** EXERCISE INSTRUCTIONS **
Make an exact copy of all the entries below, with the pictures left out.

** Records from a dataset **

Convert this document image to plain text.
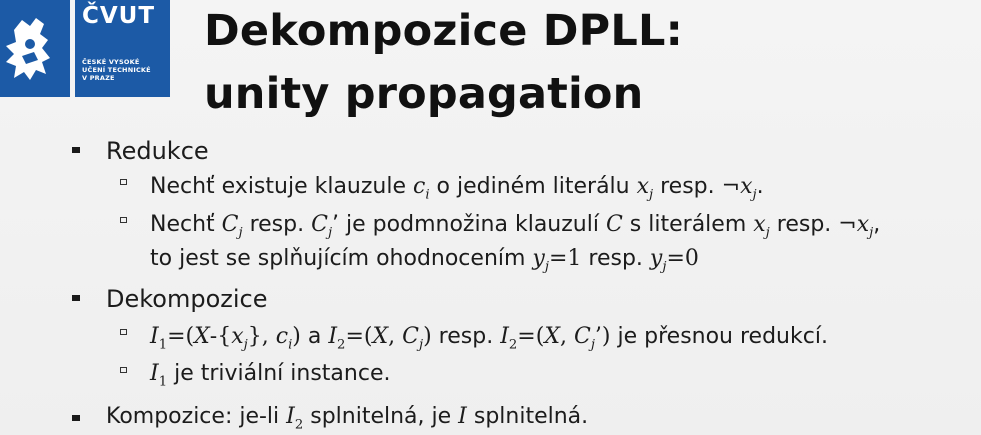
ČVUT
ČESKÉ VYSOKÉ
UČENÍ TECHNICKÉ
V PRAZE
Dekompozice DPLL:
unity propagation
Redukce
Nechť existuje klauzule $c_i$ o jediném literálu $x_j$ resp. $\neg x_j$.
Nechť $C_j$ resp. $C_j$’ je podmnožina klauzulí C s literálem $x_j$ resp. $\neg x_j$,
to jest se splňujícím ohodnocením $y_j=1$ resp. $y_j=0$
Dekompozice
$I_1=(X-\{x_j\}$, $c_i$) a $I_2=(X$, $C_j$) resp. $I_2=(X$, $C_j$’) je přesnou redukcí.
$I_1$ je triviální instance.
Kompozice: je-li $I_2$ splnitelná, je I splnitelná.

** EXERCISE RESPONSE **
Convert this document image to plain text.
ČVUT
ČESKÉ VYSOKÉ
UČENÍ TECHNICKÉ
V PRAZE
Dekompozice DPLL:
unity propagation
Redukce
Nechť existuje klauzule $c_i$ o jediném literálu $x_j$ resp. $\neg x_j$.
Nechť $C_j$ resp. $C_j$’ je podmnožina klauzulí C s literálem $x_j$ resp. $\neg x_j$,
to jest se splňujícím ohodnocením $y_j=1$ resp. $y_j=0$
Dekompozice
$I_1=(X-\{x_j\}$, $c_i$) a $I_2=(X$, $C_j$) resp. $I_2=(X$, $C_j$’) je přesnou redukcí.
$I_1$ je triviální instance.
Kompozice: je-li $I_2$ splnitelná, je I splnitelná.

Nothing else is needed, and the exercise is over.